> _LISTED RECORDS_
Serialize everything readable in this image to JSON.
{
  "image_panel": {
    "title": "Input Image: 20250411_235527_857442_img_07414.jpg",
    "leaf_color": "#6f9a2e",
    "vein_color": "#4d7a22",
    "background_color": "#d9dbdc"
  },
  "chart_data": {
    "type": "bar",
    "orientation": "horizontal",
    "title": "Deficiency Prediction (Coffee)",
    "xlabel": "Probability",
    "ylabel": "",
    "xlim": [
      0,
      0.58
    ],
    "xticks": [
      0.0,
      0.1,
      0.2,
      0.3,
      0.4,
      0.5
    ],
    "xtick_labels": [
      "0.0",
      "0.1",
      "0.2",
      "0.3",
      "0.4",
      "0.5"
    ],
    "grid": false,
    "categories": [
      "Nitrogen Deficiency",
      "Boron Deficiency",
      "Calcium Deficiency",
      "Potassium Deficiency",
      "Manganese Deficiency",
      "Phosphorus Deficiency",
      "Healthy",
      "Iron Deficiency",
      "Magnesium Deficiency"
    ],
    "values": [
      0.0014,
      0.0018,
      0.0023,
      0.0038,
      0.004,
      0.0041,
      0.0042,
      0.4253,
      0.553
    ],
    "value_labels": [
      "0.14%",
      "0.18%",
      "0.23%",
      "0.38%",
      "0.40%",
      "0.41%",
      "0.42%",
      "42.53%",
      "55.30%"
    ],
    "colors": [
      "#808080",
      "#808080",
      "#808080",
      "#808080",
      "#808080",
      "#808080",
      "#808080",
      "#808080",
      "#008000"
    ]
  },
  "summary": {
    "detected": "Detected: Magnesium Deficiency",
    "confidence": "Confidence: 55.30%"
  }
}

> _TASK BRIEF_
Using the records above, copy every line that has the word "Deficiency" in it.

> _ANSWER TO THIS PROBLEM_
    "title": "Deficiency Prediction (Coffee)",
      "Nitrogen Deficiency",
      "Boron Deficiency",
      "Calcium Deficiency",
      "Potassium Deficiency",
      "Manganese Deficiency",
      "Phosphorus Deficiency",
      "Iron Deficiency",
      "Magnesium Deficiency"
    "detected": "Detected: Magnesium Deficiency",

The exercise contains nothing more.